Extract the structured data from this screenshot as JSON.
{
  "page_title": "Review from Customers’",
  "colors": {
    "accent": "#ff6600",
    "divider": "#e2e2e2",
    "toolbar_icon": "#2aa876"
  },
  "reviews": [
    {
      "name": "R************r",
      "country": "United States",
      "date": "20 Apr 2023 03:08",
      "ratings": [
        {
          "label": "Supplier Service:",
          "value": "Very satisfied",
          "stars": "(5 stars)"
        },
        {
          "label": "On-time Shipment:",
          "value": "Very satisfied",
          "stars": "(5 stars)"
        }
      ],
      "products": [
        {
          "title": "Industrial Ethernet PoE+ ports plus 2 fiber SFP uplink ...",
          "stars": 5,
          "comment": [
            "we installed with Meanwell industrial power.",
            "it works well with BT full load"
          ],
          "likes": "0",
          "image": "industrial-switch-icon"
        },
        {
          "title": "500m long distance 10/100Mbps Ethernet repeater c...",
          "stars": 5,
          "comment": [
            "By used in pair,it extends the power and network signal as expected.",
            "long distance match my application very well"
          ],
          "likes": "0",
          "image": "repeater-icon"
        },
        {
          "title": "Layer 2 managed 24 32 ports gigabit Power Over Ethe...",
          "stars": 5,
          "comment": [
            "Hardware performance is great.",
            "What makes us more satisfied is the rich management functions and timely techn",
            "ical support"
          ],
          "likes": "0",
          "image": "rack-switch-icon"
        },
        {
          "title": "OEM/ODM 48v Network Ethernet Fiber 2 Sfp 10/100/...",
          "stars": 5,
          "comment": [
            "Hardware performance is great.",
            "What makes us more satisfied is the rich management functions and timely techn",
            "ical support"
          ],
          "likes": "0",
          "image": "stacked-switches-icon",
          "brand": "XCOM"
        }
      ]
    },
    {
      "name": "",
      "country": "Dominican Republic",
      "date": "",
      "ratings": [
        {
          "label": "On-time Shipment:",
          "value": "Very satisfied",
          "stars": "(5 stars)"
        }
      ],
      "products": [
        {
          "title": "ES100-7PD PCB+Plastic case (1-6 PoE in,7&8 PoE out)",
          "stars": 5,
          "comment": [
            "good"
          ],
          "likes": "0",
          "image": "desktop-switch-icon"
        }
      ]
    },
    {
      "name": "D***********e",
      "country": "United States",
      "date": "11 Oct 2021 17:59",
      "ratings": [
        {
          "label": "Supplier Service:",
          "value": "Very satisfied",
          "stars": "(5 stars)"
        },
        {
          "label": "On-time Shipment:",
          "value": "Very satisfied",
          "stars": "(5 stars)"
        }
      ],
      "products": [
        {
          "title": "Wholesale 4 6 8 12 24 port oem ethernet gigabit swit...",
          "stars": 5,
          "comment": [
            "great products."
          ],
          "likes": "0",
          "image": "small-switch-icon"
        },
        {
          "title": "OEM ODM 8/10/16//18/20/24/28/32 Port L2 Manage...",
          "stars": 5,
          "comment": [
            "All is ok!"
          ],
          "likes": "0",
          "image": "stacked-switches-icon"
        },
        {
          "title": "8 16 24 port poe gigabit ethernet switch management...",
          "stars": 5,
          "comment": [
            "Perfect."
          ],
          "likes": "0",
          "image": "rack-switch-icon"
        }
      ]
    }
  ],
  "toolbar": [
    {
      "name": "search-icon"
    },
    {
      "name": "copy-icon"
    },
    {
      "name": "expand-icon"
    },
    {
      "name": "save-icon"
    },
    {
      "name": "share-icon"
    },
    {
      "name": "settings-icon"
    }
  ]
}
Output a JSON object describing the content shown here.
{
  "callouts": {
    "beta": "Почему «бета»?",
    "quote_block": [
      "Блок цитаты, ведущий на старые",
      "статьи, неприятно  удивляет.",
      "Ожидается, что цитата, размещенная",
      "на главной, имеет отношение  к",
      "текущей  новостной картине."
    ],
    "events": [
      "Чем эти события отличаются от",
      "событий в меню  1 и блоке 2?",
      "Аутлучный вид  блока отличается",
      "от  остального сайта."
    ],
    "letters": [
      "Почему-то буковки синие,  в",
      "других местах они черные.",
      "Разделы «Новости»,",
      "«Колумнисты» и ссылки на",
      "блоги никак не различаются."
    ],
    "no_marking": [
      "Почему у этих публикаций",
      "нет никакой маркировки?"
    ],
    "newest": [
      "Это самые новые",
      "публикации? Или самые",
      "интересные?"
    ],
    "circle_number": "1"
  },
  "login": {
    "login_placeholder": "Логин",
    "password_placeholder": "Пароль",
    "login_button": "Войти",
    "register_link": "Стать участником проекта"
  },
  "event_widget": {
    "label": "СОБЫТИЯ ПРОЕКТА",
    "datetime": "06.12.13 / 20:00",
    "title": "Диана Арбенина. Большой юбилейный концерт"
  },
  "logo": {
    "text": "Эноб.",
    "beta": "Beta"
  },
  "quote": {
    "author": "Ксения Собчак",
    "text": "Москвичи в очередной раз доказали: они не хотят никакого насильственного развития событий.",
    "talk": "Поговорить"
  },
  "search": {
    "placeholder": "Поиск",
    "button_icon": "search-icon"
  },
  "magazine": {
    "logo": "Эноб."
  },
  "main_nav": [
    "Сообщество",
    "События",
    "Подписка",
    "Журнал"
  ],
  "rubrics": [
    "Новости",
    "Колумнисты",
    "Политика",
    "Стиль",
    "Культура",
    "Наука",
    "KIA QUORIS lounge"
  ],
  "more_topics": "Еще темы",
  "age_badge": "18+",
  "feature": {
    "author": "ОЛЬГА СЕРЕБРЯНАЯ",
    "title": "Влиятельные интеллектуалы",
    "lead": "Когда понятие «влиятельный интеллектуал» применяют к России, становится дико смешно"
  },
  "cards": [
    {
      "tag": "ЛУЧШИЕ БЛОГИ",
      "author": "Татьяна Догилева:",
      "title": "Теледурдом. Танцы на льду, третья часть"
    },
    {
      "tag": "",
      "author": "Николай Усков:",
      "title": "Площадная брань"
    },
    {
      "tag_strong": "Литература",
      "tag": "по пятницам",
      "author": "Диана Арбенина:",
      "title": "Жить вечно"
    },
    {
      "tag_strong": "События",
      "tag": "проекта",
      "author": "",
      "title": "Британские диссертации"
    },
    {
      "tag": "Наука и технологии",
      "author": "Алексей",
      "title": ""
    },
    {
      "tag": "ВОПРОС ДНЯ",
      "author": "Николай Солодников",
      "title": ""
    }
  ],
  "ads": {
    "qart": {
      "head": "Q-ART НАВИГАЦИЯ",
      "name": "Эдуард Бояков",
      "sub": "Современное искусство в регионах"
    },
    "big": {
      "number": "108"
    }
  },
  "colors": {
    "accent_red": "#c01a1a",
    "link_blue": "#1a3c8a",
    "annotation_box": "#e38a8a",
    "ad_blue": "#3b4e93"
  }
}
------------------------
• _What is required_
Extract every entry in the listing word for word.

• _Output_
Extract the structured data from this screenshot as JSON.
{
  "page_title": "Review from Customers’",
  "colors": {
    "accent": "#ff6600",
    "divider": "#e2e2e2",
    "toolbar_icon": "#2aa876"
  },
  "reviews": [
    {
      "name": "R************r",
      "country": "United States",
      "date": "20 Apr 2023 03:08",
      "ratings": [
        {
          "label": "Supplier Service:",
          "value": "Very satisfied",
          "stars": "(5 stars)"
        },
        {
          "label": "On-time Shipment:",
          "value": "Very satisfied",
          "stars": "(5 stars)"
        }
      ],
      "products": [
        {
          "title": "Industrial Ethernet PoE+ ports plus 2 fiber SFP uplink ...",
          "stars": 5,
          "comment": [
            "we installed with Meanwell industrial power.",
            "it works well with BT full load"
          ],
          "likes": "0",
          "image": "industrial-switch-icon"
        },
        {
          "title": "500m long distance 10/100Mbps Ethernet repeater c...",
          "stars": 5,
          "comment": [
            "By used in pair,it extends the power and network signal as expected.",
            "long distance match my application very well"
          ],
          "likes": "0",
          "image": "repeater-icon"
        },
        {
          "title": "Layer 2 managed 24 32 ports gigabit Power Over Ethe...",
          "stars": 5,
          "comment": [
            "Hardware performance is great.",
            "What makes us more satisfied is the rich management functions and timely techn",
            "ical support"
          ],
          "likes": "0",
          "image": "rack-switch-icon"
        },
        {
          "title": "OEM/ODM 48v Network Ethernet Fiber 2 Sfp 10/100/...",
          "stars": 5,
          "comment": [
            "Hardware performance is great.",
            "What makes us more satisfied is the rich management functions and timely techn",
            "ical support"
          ],
          "likes": "0",
          "image": "stacked-switches-icon",
          "brand": "XCOM"
        }
      ]
    },
    {
      "name": "",
      "country": "Dominican Republic",
      "date": "",
      "ratings": [
        {
          "label": "On-time Shipment:",
          "value": "Very satisfied",
          "stars": "(5 stars)"
        }
      ],
      "products": [
        {
          "title": "ES100-7PD PCB+Plastic case (1-6 PoE in,7&8 PoE out)",
          "stars": 5,
          "comment": [
            "good"
          ],
          "likes": "0",
          "image": "desktop-switch-icon"
        }
      ]
    },
    {
      "name": "D***********e",
      "country": "United States",
      "date": "11 Oct 2021 17:59",
      "ratings": [
        {
          "label": "Supplier Service:",
          "value": "Very satisfied",
          "stars": "(5 stars)"
        },
        {
          "label": "On-time Shipment:",
          "value": "Very satisfied",
          "stars": "(5 stars)"
        }
      ],
      "products": [
        {
          "title": "Wholesale 4 6 8 12 24 port oem ethernet gigabit swit...",
          "stars": 5,
          "comment": [
            "great products."
          ],
          "likes": "0",
          "image": "small-switch-icon"
        },
        {
          "title": "OEM ODM 8/10/16//18/20/24/28/32 Port L2 Manage...",
          "stars": 5,
          "comment": [
            "All is ok!"
          ],
          "likes": "0",
          "image": "stacked-switches-icon"
        },
        {
          "title": "8 16 24 port poe gigabit ethernet switch management...",
          "stars": 5,
          "comment": [
            "Perfect."
          ],
          "likes": "0",
          "image": "rack-switch-icon"
        }
      ]
    }
  ],
  "toolbar": [
    {
      "name": "search-icon"
    },
    {
      "name": "copy-icon"
    },
    {
      "name": "expand-icon"
    },
    {
      "name": "save-icon"
    },
    {
      "name": "share-icon"
    },
    {
      "name": "settings-icon"
    }
  ]
}
Output a JSON object describing the content shown here.
{
  "callouts": {
    "beta": "Почему «бета»?",
    "quote_block": [
      "Блок цитаты, ведущий на старые",
      "статьи, неприятно  удивляет.",
      "Ожидается, что цитата, размещенная",
      "на главной, имеет отношение  к",
      "текущей  новостной картине."
    ],
    "events": [
      "Чем эти события отличаются от",
      "событий в меню  1 и блоке 2?",
      "Аутлучный вид  блока отличается",
      "от  остального сайта."
    ],
    "letters": [
      "Почему-то буковки синие,  в",
      "других местах они черные.",
      "Разделы «Новости»,",
      "«Колумнисты» и ссылки на",
      "блоги никак не различаются."
    ],
    "no_marking": [
      "Почему у этих публикаций",
      "нет никакой маркировки?"
    ],
    "newest": [
      "Это самые новые",
      "публикации? Или самые",
      "интересные?"
    ],
    "circle_number": "1"
  },
  "login": {
    "login_placeholder": "Логин",
    "password_placeholder": "Пароль",
    "login_button": "Войти",
    "register_link": "Стать участником проекта"
  },
  "event_widget": {
    "label": "СОБЫТИЯ ПРОЕКТА",
    "datetime": "06.12.13 / 20:00",
    "title": "Диана Арбенина. Большой юбилейный концерт"
  },
  "logo": {
    "text": "Эноб.",
    "beta": "Beta"
  },
  "quote": {
    "author": "Ксения Собчак",
    "text": "Москвичи в очередной раз доказали: они не хотят никакого насильственного развития событий.",
    "talk": "Поговорить"
  },
  "search": {
    "placeholder": "Поиск",
    "button_icon": "search-icon"
  },
  "magazine": {
    "logo": "Эноб."
  },
  "main_nav": [
    "Сообщество",
    "События",
    "Подписка",
    "Журнал"
  ],
  "rubrics": [
    "Новости",
    "Колумнисты",
    "Политика",
    "Стиль",
    "Культура",
    "Наука",
    "KIA QUORIS lounge"
  ],
  "more_topics": "Еще темы",
  "age_badge": "18+",
  "feature": {
    "author": "ОЛЬГА СЕРЕБРЯНАЯ",
    "title": "Влиятельные интеллектуалы",
    "lead": "Когда понятие «влиятельный интеллектуал» применяют к России, становится дико смешно"
  },
  "cards": [
    {
      "tag": "ЛУЧШИЕ БЛОГИ",
      "author": "Татьяна Догилева:",
      "title": "Теледурдом. Танцы на льду, третья часть"
    },
    {
      "tag": "",
      "author": "Николай Усков:",
      "title": "Площадная брань"
    },
    {
      "tag_strong": "Литература",
      "tag": "по пятницам",
      "author": "Диана Арбенина:",
      "title": "Жить вечно"
    },
    {
      "tag_strong": "События",
      "tag": "проекта",
      "author": "",
      "title": "Британские диссертации"
    },
    {
      "tag": "Наука и технологии",
      "author": "Алексей",
      "title": ""
    },
    {
      "tag": "ВОПРОС ДНЯ",
      "author": "Николай Солодников",
      "title": ""
    }
  ],
  "ads": {
    "qart": {
      "head": "Q-ART НАВИГАЦИЯ",
      "name": "Эдуард Бояков",
      "sub": "Современное искусство в регионах"
    },
    "big": {
      "number": "108"
    }
  },
  "colors": {
    "accent_red": "#c01a1a",
    "link_blue": "#1a3c8a",
    "annotation_box": "#e38a8a",
    "ad_blue": "#3b4e93"
  }
}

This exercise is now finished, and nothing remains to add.